### THE EXERCISE
Please extract each line in the entries below that contains the string "bubble". Case matters.

Image-based layout entries
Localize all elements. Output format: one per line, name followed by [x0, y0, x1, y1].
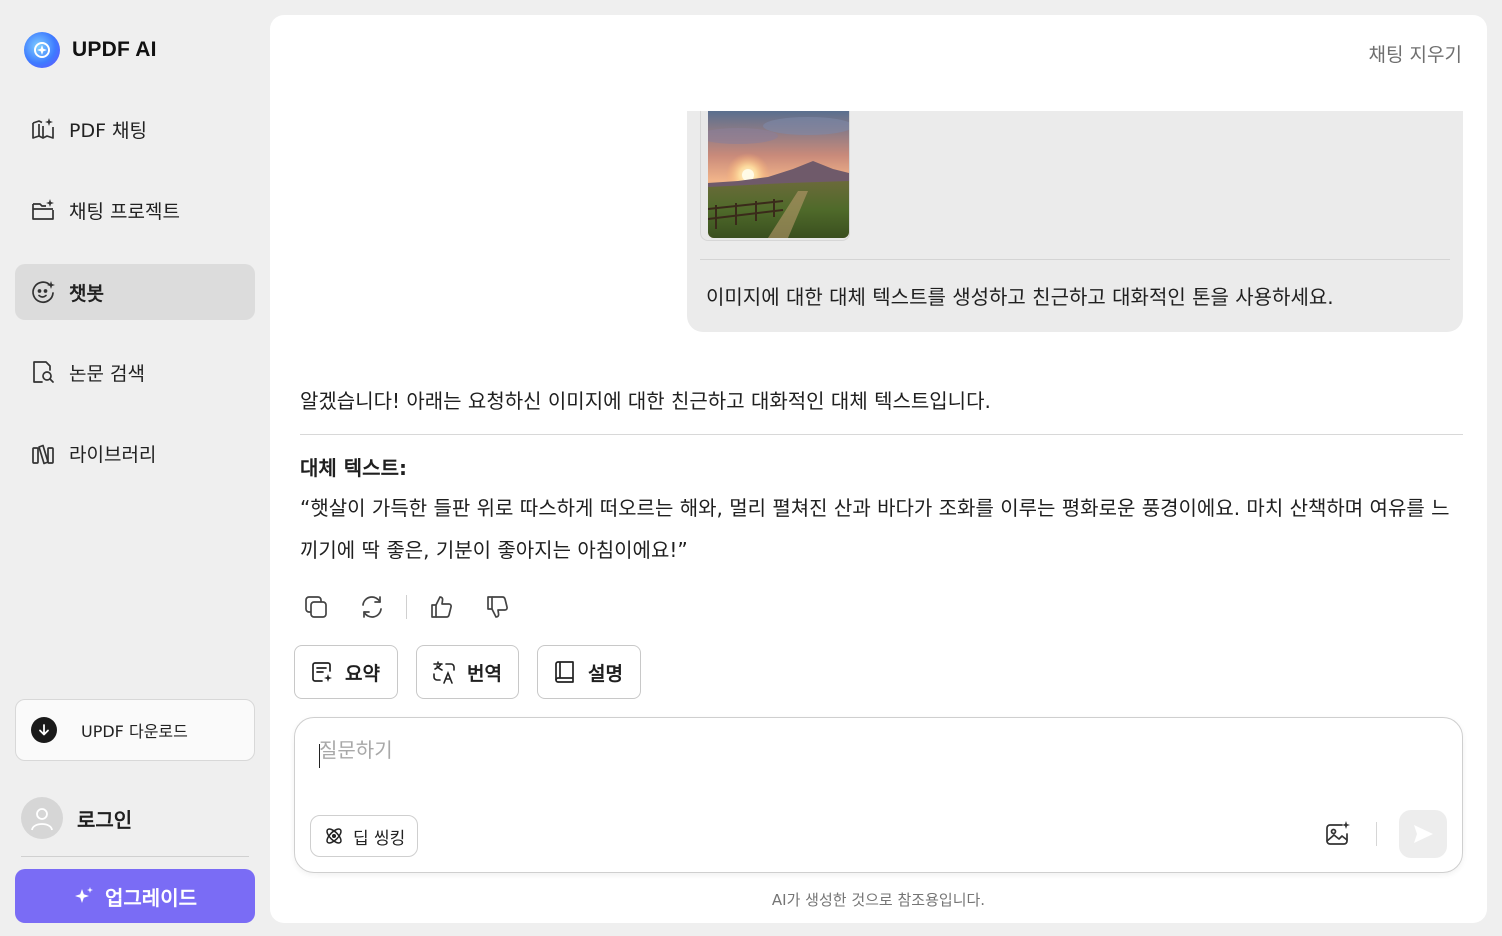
image-generate-icon[interactable] — [1323, 819, 1353, 849]
sidebar-item-pdf-chat[interactable]: PDF 채팅 — [15, 101, 255, 157]
copy-icon[interactable] — [302, 593, 330, 621]
response-actions — [302, 593, 511, 621]
thumbs-down-icon[interactable] — [483, 593, 511, 621]
upgrade-label: 업그레이드 — [105, 885, 197, 910]
send-button[interactable] — [1399, 810, 1447, 858]
composer-separator — [1376, 822, 1377, 846]
folder-sparkle-icon — [32, 199, 54, 220]
download-icon — [31, 717, 57, 743]
send-icon — [1414, 825, 1433, 843]
login-label: 로그인 — [77, 807, 133, 832]
clear-chat-button[interactable]: 채팅 지우기 — [1369, 40, 1462, 67]
summary-label: 요약 — [345, 662, 380, 685]
attached-image-thumbnail[interactable] — [700, 111, 850, 241]
summary-button[interactable]: 요약 — [294, 645, 398, 699]
avatar-icon — [21, 797, 63, 839]
ai-response-divider — [300, 434, 1463, 435]
bubble-divider — [700, 259, 1450, 260]
sidebar-item-chatbot[interactable]: 챗봇 — [15, 264, 255, 320]
summary-icon — [312, 662, 332, 682]
sidebar-divider — [21, 856, 249, 857]
deep-thinking-button[interactable]: 딥 씽킹 — [310, 815, 419, 857]
chat-panel: 채팅 지우기 이미지에 대한 대체 텍스트를 생성하고 친근하고 대화적인 톤을… — [270, 15, 1487, 923]
sidebar-item-label: 라이브러리 — [69, 443, 157, 466]
brand[interactable]: UPDF AI — [24, 32, 157, 68]
book-icon — [555, 661, 574, 683]
deep-thinking-label: 딥 씽킹 — [353, 828, 406, 849]
ai-response-body: “햇살이 가득한 들판 위로 따스하게 떠오르는 해와, 멀리 펼쳐진 산과 바… — [300, 496, 1450, 562]
brand-title: UPDF AI — [72, 38, 157, 61]
sidebar-item-label: 챗봇 — [69, 282, 104, 305]
question-input[interactable] — [319, 738, 1219, 762]
updf-download-button[interactable]: UPDF 다운로드 — [15, 699, 255, 761]
translate-button[interactable]: 번역 — [416, 645, 519, 699]
ai-disclaimer: AI가 생성한 것으로 참조용입니다. — [771, 891, 986, 909]
sidebar-item-label: 채팅 프로젝트 — [69, 200, 180, 223]
doc-search-icon — [33, 361, 54, 383]
atom-icon — [326, 828, 342, 844]
translate-icon — [433, 661, 455, 684]
sidebar-item-paper-search[interactable]: 논문 검색 — [15, 344, 255, 400]
bot-face-icon — [32, 281, 55, 304]
sidebar: UPDF AI PDF 채팅 채팅 프로젝트 챗봇 논문 검색 라이브러리 UP… — [0, 0, 270, 936]
login-button[interactable]: 로그인 — [21, 797, 132, 839]
download-label: UPDF 다운로드 — [81, 722, 188, 741]
user-message-bubble: 이미지에 대한 대체 텍스트를 생성하고 친근하고 대화적인 톤을 사용하세요. — [687, 111, 1463, 332]
library-icon — [32, 444, 54, 465]
chat-composer: 딥 씽킹 — [294, 717, 1463, 873]
updf-logo-icon — [24, 32, 60, 68]
book-sparkle-icon — [32, 118, 54, 139]
regenerate-icon[interactable] — [358, 593, 386, 621]
sunrise-landscape-image — [708, 111, 849, 238]
sparkle-icon — [75, 887, 93, 903]
ai-response-intro: 알겠습니다! 아래는 요청하신 이미지에 대한 친근하고 대화적인 대체 텍스트… — [300, 389, 991, 413]
explain-label: 설명 — [588, 662, 623, 685]
ai-response-heading: 대체 텍스트: — [300, 456, 407, 480]
user-message-text: 이미지에 대한 대체 텍스트를 생성하고 친근하고 대화적인 톤을 사용하세요. — [706, 285, 1334, 309]
sidebar-item-chat-project[interactable]: 채팅 프로젝트 — [15, 182, 255, 238]
upgrade-button[interactable]: 업그레이드 — [15, 869, 255, 923]
sidebar-item-label: PDF 채팅 — [69, 119, 148, 142]
actions-separator — [406, 595, 407, 619]
sidebar-item-label: 논문 검색 — [69, 362, 145, 385]
translate-label: 번역 — [467, 662, 502, 685]
sidebar-item-library[interactable]: 라이브러리 — [15, 425, 255, 481]
thumbs-up-icon[interactable] — [427, 593, 455, 621]
explain-button[interactable]: 설명 — [537, 645, 641, 699]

### EXERCISE OUTPUT
bubble-divider — [700, 259, 1450, 260]
user-message-bubble: 이미지에 대한 대체 텍스트를 생성하고 친근하고 대화적인 톤을 사용하세요. — [687, 111, 1463, 332]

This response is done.